WHAT TO WORK ON: Output the records. Match them exactly.

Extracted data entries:
※

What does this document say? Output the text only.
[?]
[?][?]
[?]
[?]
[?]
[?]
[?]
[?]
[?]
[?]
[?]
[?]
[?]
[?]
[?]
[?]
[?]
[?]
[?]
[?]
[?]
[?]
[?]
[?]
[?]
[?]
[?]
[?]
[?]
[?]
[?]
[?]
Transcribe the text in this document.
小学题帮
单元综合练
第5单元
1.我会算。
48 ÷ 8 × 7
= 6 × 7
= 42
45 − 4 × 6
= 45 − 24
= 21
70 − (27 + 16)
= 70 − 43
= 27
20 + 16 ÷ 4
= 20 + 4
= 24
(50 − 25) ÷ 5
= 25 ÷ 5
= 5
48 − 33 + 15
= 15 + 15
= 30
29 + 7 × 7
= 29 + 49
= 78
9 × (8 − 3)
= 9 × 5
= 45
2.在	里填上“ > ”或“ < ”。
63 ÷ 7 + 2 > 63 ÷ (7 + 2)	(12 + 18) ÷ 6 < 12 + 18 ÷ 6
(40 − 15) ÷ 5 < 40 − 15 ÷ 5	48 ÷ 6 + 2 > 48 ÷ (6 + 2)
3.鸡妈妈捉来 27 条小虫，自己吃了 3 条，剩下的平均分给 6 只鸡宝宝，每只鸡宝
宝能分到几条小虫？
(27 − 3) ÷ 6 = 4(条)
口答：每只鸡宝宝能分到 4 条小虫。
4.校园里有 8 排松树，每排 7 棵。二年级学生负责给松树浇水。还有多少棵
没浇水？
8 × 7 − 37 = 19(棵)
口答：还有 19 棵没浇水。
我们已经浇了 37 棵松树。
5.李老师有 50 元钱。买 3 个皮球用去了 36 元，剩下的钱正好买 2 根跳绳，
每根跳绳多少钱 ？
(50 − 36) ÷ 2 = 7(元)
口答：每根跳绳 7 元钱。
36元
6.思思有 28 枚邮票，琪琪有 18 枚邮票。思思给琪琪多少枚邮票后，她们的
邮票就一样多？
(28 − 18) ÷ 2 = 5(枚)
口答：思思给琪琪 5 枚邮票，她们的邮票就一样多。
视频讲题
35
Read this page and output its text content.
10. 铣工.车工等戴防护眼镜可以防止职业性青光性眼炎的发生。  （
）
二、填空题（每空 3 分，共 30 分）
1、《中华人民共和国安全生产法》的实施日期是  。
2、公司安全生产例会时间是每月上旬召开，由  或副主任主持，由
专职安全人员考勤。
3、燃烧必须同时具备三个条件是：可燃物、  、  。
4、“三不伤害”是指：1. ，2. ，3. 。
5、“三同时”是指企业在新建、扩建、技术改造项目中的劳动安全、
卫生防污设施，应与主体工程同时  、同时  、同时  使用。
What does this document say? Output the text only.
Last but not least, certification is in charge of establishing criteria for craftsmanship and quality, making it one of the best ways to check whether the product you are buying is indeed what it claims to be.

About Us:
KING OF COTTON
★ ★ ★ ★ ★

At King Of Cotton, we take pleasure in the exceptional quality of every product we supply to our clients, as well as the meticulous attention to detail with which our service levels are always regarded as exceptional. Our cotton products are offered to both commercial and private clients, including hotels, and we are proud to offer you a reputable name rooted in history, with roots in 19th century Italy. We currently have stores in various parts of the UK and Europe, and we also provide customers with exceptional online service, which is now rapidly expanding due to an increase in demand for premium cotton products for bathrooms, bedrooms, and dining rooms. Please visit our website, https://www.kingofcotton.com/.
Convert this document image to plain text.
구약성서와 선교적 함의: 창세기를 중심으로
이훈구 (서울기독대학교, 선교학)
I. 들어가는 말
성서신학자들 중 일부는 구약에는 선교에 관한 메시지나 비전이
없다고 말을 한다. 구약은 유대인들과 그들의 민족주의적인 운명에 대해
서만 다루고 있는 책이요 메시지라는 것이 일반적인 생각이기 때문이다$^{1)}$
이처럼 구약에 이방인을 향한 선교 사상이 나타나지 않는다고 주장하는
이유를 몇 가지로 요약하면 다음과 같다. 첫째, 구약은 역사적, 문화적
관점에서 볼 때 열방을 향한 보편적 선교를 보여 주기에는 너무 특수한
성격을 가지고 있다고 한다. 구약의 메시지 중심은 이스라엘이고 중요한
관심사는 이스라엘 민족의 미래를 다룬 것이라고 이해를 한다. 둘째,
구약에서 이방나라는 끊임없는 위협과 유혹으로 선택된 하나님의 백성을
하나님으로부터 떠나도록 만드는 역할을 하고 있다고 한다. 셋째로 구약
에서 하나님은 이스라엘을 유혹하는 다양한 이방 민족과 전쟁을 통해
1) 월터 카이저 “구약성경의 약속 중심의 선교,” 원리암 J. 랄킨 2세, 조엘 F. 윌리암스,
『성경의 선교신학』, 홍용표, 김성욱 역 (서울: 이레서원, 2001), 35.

※

TASK OUTPUT:
What does this document say? Output the text only.
[?]
[?][?]
[?]
[?]
[?]
[?]
[?]
[?]
[?]
[?]
[?]
[?]
[?]
[?]
[?]
[?]
[?]
[?]
[?]
[?]
[?]
[?]
[?]
[?]
[?]
[?]
[?]
[?]
[?]
[?]
[?]
[?]
Transcribe the text in this document.
小学题帮
单元综合练
第5单元
1.我会算。
48 ÷ 8 × 7
= 6 × 7
= 42
45 − 4 × 6
= 45 − 24
= 21
70 − (27 + 16)
= 70 − 43
= 27
20 + 16 ÷ 4
= 20 + 4
= 24
(50 − 25) ÷ 5
= 25 ÷ 5
= 5
48 − 33 + 15
= 15 + 15
= 30
29 + 7 × 7
= 29 + 49
= 78
9 × (8 − 3)
= 9 × 5
= 45
2.在	里填上“ > ”或“ < ”。
63 ÷ 7 + 2 > 63 ÷ (7 + 2)	(12 + 18) ÷ 6 < 12 + 18 ÷ 6
(40 − 15) ÷ 5 < 40 − 15 ÷ 5	48 ÷ 6 + 2 > 48 ÷ (6 + 2)
3.鸡妈妈捉来 27 条小虫，自己吃了 3 条，剩下的平均分给 6 只鸡宝宝，每只鸡宝
宝能分到几条小虫？
(27 − 3) ÷ 6 = 4(条)
口答：每只鸡宝宝能分到 4 条小虫。
4.校园里有 8 排松树，每排 7 棵。二年级学生负责给松树浇水。还有多少棵
没浇水？
8 × 7 − 37 = 19(棵)
口答：还有 19 棵没浇水。
我们已经浇了 37 棵松树。
5.李老师有 50 元钱。买 3 个皮球用去了 36 元，剩下的钱正好买 2 根跳绳，
每根跳绳多少钱 ？
(50 − 36) ÷ 2 = 7(元)
口答：每根跳绳 7 元钱。
36元
6.思思有 28 枚邮票，琪琪有 18 枚邮票。思思给琪琪多少枚邮票后，她们的
邮票就一样多？
(28 − 18) ÷ 2 = 5(枚)
口答：思思给琪琪 5 枚邮票，她们的邮票就一样多。
视频讲题
35
Read this page and output its text content.
10. 铣工.车工等戴防护眼镜可以防止职业性青光性眼炎的发生。  （
）
二、填空题（每空 3 分，共 30 分）
1、《中华人民共和国安全生产法》的实施日期是  。
2、公司安全生产例会时间是每月上旬召开，由  或副主任主持，由
专职安全人员考勤。
3、燃烧必须同时具备三个条件是：可燃物、  、  。
4、“三不伤害”是指：1. ，2. ，3. 。
5、“三同时”是指企业在新建、扩建、技术改造项目中的劳动安全、
卫生防污设施，应与主体工程同时  、同时  、同时  使用。
What does this document say? Output the text only.
Last but not least, certification is in charge of establishing criteria for craftsmanship and quality, making it one of the best ways to check whether the product you are buying is indeed what it claims to be.

About Us:
KING OF COTTON
★ ★ ★ ★ ★

At King Of Cotton, we take pleasure in the exceptional quality of every product we supply to our clients, as well as the meticulous attention to detail with which our service levels are always regarded as exceptional. Our cotton products are offered to both commercial and private clients, including hotels, and we are proud to offer you a reputable name rooted in history, with roots in 19th century Italy. We currently have stores in various parts of the UK and Europe, and we also provide customers with exceptional online service, which is now rapidly expanding due to an increase in demand for premium cotton products for bathrooms, bedrooms, and dining rooms. Please visit our website, https://www.kingofcotton.com/.
Convert this document image to plain text.
구약성서와 선교적 함의: 창세기를 중심으로
이훈구 (서울기독대학교, 선교학)
I. 들어가는 말
성서신학자들 중 일부는 구약에는 선교에 관한 메시지나 비전이
없다고 말을 한다. 구약은 유대인들과 그들의 민족주의적인 운명에 대해
서만 다루고 있는 책이요 메시지라는 것이 일반적인 생각이기 때문이다$^{1)}$
이처럼 구약에 이방인을 향한 선교 사상이 나타나지 않는다고 주장하는
이유를 몇 가지로 요약하면 다음과 같다. 첫째, 구약은 역사적, 문화적
관점에서 볼 때 열방을 향한 보편적 선교를 보여 주기에는 너무 특수한
성격을 가지고 있다고 한다. 구약의 메시지 중심은 이스라엘이고 중요한
관심사는 이스라엘 민족의 미래를 다룬 것이라고 이해를 한다. 둘째,
구약에서 이방나라는 끊임없는 위협과 유혹으로 선택된 하나님의 백성을
하나님으로부터 떠나도록 만드는 역할을 하고 있다고 한다. 셋째로 구약
에서 하나님은 이스라엘을 유혹하는 다양한 이방 민족과 전쟁을 통해
1) 월터 카이저 “구약성경의 약속 중심의 선교,” 원리암 J. 랄킨 2세, 조엘 F. 윌리암스,
『성경의 선교신학』, 홍용표, 김성욱 역 (서울: 이레서원, 2001), 35.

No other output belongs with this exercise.